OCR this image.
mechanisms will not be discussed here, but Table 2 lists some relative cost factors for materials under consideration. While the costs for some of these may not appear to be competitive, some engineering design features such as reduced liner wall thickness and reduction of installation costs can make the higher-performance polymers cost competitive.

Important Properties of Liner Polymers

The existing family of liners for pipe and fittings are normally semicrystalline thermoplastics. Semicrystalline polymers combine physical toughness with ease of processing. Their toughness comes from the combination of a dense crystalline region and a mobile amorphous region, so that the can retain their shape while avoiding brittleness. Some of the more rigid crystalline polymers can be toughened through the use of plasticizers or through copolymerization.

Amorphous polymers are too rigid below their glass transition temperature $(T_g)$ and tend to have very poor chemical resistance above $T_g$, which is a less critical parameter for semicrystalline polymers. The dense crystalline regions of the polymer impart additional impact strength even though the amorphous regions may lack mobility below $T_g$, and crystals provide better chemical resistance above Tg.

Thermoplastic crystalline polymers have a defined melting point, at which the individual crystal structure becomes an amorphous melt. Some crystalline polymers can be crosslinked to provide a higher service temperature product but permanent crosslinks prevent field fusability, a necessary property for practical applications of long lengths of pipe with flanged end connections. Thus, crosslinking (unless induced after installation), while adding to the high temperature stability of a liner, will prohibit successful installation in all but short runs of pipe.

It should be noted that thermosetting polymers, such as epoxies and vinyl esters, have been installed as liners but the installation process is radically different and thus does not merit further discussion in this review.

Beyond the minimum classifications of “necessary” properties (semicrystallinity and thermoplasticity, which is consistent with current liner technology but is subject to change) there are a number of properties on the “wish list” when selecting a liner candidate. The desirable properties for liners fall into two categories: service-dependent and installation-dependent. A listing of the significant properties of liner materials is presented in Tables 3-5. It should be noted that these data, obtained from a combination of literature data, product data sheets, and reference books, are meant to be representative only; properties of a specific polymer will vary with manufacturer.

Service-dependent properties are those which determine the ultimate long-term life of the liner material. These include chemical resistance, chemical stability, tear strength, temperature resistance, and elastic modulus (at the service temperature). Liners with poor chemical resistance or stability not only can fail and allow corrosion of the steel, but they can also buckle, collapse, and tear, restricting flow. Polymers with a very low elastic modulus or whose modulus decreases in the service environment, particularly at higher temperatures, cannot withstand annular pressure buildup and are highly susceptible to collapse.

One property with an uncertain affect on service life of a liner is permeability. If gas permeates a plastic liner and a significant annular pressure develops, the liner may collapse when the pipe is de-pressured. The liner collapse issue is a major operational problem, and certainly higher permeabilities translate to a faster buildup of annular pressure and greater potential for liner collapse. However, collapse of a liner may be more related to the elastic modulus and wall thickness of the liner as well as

______

■ **Task goal**
Return the material exactly as it stands.

■ **Result of the task**
OCR this image.
mechanisms will not be discussed here, but Table 2 lists some relative cost factors for materials under consideration. While the costs for some of these may not appear to be competitive, some engineering design features such as reduced liner wall thickness and reduction of installation costs can make the higher-performance polymers cost competitive.

Important Properties of Liner Polymers

The existing family of liners for pipe and fittings are normally semicrystalline thermoplastics. Semicrystalline polymers combine physical toughness with ease of processing. Their toughness comes from the combination of a dense crystalline region and a mobile amorphous region, so that the can retain their shape while avoiding brittleness. Some of the more rigid crystalline polymers can be toughened through the use of plasticizers or through copolymerization.

Amorphous polymers are too rigid below their glass transition temperature $(T_g)$ and tend to have very poor chemical resistance above $T_g$, which is a less critical parameter for semicrystalline polymers. The dense crystalline regions of the polymer impart additional impact strength even though the amorphous regions may lack mobility below $T_g$, and crystals provide better chemical resistance above Tg.

Thermoplastic crystalline polymers have a defined melting point, at which the individual crystal structure becomes an amorphous melt. Some crystalline polymers can be crosslinked to provide a higher service temperature product but permanent crosslinks prevent field fusability, a necessary property for practical applications of long lengths of pipe with flanged end connections. Thus, crosslinking (unless induced after installation), while adding to the high temperature stability of a liner, will prohibit successful installation in all but short runs of pipe.

It should be noted that thermosetting polymers, such as epoxies and vinyl esters, have been installed as liners but the installation process is radically different and thus does not merit further discussion in this review.

Beyond the minimum classifications of “necessary” properties (semicrystallinity and thermoplasticity, which is consistent with current liner technology but is subject to change) there are a number of properties on the “wish list” when selecting a liner candidate. The desirable properties for liners fall into two categories: service-dependent and installation-dependent. A listing of the significant properties of liner materials is presented in Tables 3-5. It should be noted that these data, obtained from a combination of literature data, product data sheets, and reference books, are meant to be representative only; properties of a specific polymer will vary with manufacturer.

Service-dependent properties are those which determine the ultimate long-term life of the liner material. These include chemical resistance, chemical stability, tear strength, temperature resistance, and elastic modulus (at the service temperature). Liners with poor chemical resistance or stability not only can fail and allow corrosion of the steel, but they can also buckle, collapse, and tear, restricting flow. Polymers with a very low elastic modulus or whose modulus decreases in the service environment, particularly at higher temperatures, cannot withstand annular pressure buildup and are highly susceptible to collapse.

One property with an uncertain affect on service life of a liner is permeability. If gas permeates a plastic liner and a significant annular pressure develops, the liner may collapse when the pipe is de-pressured. The liner collapse issue is a major operational problem, and certainly higher permeabilities translate to a faster buildup of annular pressure and greater potential for liner collapse. However, collapse of a liner may be more related to the elastic modulus and wall thickness of the liner as well as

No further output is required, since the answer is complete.